-- The problem --
Rewrite the lines below, swapping every "close-icon" for "dismiss-icon" and leaving everything else the same.

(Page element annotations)
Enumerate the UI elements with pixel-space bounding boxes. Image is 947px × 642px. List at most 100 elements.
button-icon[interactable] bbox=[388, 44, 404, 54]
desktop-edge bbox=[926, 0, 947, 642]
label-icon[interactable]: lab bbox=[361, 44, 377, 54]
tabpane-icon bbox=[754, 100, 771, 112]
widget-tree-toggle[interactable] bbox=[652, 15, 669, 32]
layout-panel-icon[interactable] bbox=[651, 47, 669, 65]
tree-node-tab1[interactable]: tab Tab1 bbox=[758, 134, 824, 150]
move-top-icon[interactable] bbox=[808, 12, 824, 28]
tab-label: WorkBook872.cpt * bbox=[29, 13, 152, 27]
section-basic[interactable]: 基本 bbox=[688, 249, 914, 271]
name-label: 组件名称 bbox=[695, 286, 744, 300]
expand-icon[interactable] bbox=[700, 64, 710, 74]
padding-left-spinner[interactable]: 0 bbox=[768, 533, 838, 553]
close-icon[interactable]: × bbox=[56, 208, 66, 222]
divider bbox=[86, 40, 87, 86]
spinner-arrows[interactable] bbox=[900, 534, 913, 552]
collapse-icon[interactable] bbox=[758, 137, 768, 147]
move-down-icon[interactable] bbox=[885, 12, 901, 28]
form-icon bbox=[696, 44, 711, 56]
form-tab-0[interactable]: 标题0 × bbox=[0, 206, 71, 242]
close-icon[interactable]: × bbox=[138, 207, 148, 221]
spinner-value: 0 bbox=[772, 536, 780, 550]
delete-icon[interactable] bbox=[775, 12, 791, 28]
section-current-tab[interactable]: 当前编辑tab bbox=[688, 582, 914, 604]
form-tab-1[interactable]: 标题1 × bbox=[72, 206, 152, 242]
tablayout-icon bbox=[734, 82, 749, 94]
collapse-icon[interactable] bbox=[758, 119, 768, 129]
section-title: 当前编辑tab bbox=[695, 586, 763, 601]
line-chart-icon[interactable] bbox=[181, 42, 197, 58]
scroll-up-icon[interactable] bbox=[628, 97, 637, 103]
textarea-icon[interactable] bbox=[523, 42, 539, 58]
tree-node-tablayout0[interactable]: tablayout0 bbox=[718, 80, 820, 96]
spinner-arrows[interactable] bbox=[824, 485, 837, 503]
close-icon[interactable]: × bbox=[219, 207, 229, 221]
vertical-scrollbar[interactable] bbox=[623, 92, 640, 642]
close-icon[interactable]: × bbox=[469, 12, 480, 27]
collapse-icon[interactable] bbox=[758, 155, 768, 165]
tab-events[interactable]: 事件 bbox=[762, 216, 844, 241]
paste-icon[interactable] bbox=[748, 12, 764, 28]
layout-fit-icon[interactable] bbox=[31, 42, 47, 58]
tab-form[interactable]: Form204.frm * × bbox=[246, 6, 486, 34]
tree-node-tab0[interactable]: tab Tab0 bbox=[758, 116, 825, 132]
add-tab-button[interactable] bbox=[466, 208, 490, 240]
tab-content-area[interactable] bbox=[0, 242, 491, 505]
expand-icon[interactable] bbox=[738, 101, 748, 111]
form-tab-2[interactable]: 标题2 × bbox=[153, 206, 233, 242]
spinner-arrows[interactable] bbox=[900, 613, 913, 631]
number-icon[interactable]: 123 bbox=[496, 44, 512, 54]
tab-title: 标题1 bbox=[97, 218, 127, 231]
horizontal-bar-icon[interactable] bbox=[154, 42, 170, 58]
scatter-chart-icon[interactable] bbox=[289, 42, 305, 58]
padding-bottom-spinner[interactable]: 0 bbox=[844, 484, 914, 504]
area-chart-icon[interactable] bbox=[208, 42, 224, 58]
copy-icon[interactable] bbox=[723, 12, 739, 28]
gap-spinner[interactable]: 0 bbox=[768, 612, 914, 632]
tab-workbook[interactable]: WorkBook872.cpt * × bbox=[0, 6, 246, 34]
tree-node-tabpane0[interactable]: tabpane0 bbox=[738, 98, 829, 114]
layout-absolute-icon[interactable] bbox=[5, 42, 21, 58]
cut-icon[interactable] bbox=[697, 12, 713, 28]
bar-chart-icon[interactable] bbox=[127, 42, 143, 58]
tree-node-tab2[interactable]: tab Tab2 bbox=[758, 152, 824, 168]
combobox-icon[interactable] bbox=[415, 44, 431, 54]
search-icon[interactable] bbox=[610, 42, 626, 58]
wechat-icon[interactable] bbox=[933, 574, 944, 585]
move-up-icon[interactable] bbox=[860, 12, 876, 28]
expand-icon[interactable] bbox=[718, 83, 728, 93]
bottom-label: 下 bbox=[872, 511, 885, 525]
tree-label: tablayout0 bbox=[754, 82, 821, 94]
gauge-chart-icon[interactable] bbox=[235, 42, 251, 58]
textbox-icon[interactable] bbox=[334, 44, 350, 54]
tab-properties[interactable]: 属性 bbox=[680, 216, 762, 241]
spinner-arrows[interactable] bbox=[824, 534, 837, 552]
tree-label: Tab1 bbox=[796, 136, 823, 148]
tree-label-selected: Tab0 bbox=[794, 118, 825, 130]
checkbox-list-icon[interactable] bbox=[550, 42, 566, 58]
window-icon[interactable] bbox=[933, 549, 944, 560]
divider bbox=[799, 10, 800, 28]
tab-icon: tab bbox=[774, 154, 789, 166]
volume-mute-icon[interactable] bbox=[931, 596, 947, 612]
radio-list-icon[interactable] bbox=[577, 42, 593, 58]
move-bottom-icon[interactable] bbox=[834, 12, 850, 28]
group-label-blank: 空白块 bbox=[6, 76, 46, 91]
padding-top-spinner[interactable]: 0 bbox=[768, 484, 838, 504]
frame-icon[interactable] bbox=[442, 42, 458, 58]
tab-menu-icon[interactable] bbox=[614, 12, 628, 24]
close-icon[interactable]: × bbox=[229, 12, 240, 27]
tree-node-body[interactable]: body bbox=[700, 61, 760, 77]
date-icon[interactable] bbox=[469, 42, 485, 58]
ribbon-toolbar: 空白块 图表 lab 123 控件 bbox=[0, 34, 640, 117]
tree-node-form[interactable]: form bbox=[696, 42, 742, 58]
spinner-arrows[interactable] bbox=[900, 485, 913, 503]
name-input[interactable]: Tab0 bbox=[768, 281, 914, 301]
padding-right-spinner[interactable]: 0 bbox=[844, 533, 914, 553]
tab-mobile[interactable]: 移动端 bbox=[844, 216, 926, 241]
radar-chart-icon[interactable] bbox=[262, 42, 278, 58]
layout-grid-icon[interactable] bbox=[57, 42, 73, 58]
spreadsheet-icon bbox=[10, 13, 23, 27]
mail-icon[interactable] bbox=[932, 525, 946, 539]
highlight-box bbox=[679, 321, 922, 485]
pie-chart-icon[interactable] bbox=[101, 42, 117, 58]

-- Result for this exercise --
Enumerate the UI elements with pixel-space bounding boxes. Image is 947px × 642px. List at most 100 elements.
button-icon[interactable] bbox=[388, 44, 404, 54]
desktop-edge bbox=[926, 0, 947, 642]
label-icon[interactable]: lab bbox=[361, 44, 377, 54]
tabpane-icon bbox=[754, 100, 771, 112]
widget-tree-toggle[interactable] bbox=[652, 15, 669, 32]
layout-panel-icon[interactable] bbox=[651, 47, 669, 65]
tree-node-tab1[interactable]: tab Tab1 bbox=[758, 134, 824, 150]
move-top-icon[interactable] bbox=[808, 12, 824, 28]
tab-label: WorkBook872.cpt * bbox=[29, 13, 152, 27]
section-basic[interactable]: 基本 bbox=[688, 249, 914, 271]
name-label: 组件名称 bbox=[695, 286, 744, 300]
expand-icon[interactable] bbox=[700, 64, 710, 74]
padding-left-spinner[interactable]: 0 bbox=[768, 533, 838, 553]
dismiss-icon[interactable]: × bbox=[56, 208, 66, 222]
divider bbox=[86, 40, 87, 86]
spinner-arrows[interactable] bbox=[900, 534, 913, 552]
collapse-icon[interactable] bbox=[758, 137, 768, 147]
move-down-icon[interactable] bbox=[885, 12, 901, 28]
form-icon bbox=[696, 44, 711, 56]
form-tab-0[interactable]: 标题0 × bbox=[0, 206, 71, 242]
dismiss-icon[interactable]: × bbox=[138, 207, 148, 221]
spinner-value: 0 bbox=[772, 536, 780, 550]
delete-icon[interactable] bbox=[775, 12, 791, 28]
section-current-tab[interactable]: 当前编辑tab bbox=[688, 582, 914, 604]
form-tab-1[interactable]: 标题1 × bbox=[72, 206, 152, 242]
tablayout-icon bbox=[734, 82, 749, 94]
collapse-icon[interactable] bbox=[758, 119, 768, 129]
section-title: 当前编辑tab bbox=[695, 586, 763, 601]
line-chart-icon[interactable] bbox=[181, 42, 197, 58]
scroll-up-icon[interactable] bbox=[628, 97, 637, 103]
textarea-icon[interactable] bbox=[523, 42, 539, 58]
tree-node-tablayout0[interactable]: tablayout0 bbox=[718, 80, 820, 96]
spinner-arrows[interactable] bbox=[824, 485, 837, 503]
dismiss-icon[interactable]: × bbox=[219, 207, 229, 221]
vertical-scrollbar[interactable] bbox=[623, 92, 640, 642]
dismiss-icon[interactable]: × bbox=[469, 12, 480, 27]
collapse-icon[interactable] bbox=[758, 155, 768, 165]
tab-events[interactable]: 事件 bbox=[762, 216, 844, 241]
paste-icon[interactable] bbox=[748, 12, 764, 28]
layout-fit-icon[interactable] bbox=[31, 42, 47, 58]
tab-form[interactable]: Form204.frm * × bbox=[246, 6, 486, 34]
tree-node-tab0[interactable]: tab Tab0 bbox=[758, 116, 825, 132]
add-tab-button[interactable] bbox=[466, 208, 490, 240]
tab-content-area[interactable] bbox=[0, 242, 491, 505]
expand-icon[interactable] bbox=[738, 101, 748, 111]
form-tab-2[interactable]: 标题2 × bbox=[153, 206, 233, 242]
spinner-arrows[interactable] bbox=[900, 613, 913, 631]
number-icon[interactable]: 123 bbox=[496, 44, 512, 54]
tab-title: 标题1 bbox=[97, 218, 127, 231]
horizontal-bar-icon[interactable] bbox=[154, 42, 170, 58]
scatter-chart-icon[interactable] bbox=[289, 42, 305, 58]
padding-bottom-spinner[interactable]: 0 bbox=[844, 484, 914, 504]
area-chart-icon[interactable] bbox=[208, 42, 224, 58]
copy-icon[interactable] bbox=[723, 12, 739, 28]
gap-spinner[interactable]: 0 bbox=[768, 612, 914, 632]
tab-workbook[interactable]: WorkBook872.cpt * × bbox=[0, 6, 246, 34]
tree-node-tabpane0[interactable]: tabpane0 bbox=[738, 98, 829, 114]
layout-absolute-icon[interactable] bbox=[5, 42, 21, 58]
cut-icon[interactable] bbox=[697, 12, 713, 28]
bar-chart-icon[interactable] bbox=[127, 42, 143, 58]
tree-node-tab2[interactable]: tab Tab2 bbox=[758, 152, 824, 168]
combobox-icon[interactable] bbox=[415, 44, 431, 54]
search-icon[interactable] bbox=[610, 42, 626, 58]
wechat-icon[interactable] bbox=[933, 574, 944, 585]
move-up-icon[interactable] bbox=[860, 12, 876, 28]
expand-icon[interactable] bbox=[718, 83, 728, 93]
bottom-label: 下 bbox=[872, 511, 885, 525]
tree-label: tablayout0 bbox=[754, 82, 821, 94]
gauge-chart-icon[interactable] bbox=[235, 42, 251, 58]
textbox-icon[interactable] bbox=[334, 44, 350, 54]
tab-properties[interactable]: 属性 bbox=[680, 216, 762, 241]
spinner-arrows[interactable] bbox=[824, 534, 837, 552]
tree-label: Tab1 bbox=[796, 136, 823, 148]
tree-label-selected: Tab0 bbox=[794, 118, 825, 130]
checkbox-list-icon[interactable] bbox=[550, 42, 566, 58]
window-icon[interactable] bbox=[933, 549, 944, 560]
divider bbox=[799, 10, 800, 28]
tab-icon: tab bbox=[774, 154, 789, 166]
volume-mute-icon[interactable] bbox=[931, 596, 947, 612]
radio-list-icon[interactable] bbox=[577, 42, 593, 58]
move-bottom-icon[interactable] bbox=[834, 12, 850, 28]
group-label-blank: 空白块 bbox=[6, 76, 46, 91]
padding-top-spinner[interactable]: 0 bbox=[768, 484, 838, 504]
frame-icon[interactable] bbox=[442, 42, 458, 58]
tab-menu-icon[interactable] bbox=[614, 12, 628, 24]
dismiss-icon[interactable]: × bbox=[229, 12, 240, 27]
tree-node-body[interactable]: body bbox=[700, 61, 760, 77]
date-icon[interactable] bbox=[469, 42, 485, 58]
ribbon-toolbar: 空白块 图表 lab 123 控件 bbox=[0, 34, 640, 117]
tree-node-form[interactable]: form bbox=[696, 42, 742, 58]
spinner-arrows[interactable] bbox=[900, 485, 913, 503]
name-input[interactable]: Tab0 bbox=[768, 281, 914, 301]
padding-right-spinner[interactable]: 0 bbox=[844, 533, 914, 553]
tab-mobile[interactable]: 移动端 bbox=[844, 216, 926, 241]
radar-chart-icon[interactable] bbox=[262, 42, 278, 58]
layout-grid-icon[interactable] bbox=[57, 42, 73, 58]
spreadsheet-icon bbox=[10, 13, 23, 27]
mail-icon[interactable] bbox=[932, 525, 946, 539]
highlight-box bbox=[679, 321, 922, 485]
pie-chart-icon[interactable] bbox=[101, 42, 117, 58]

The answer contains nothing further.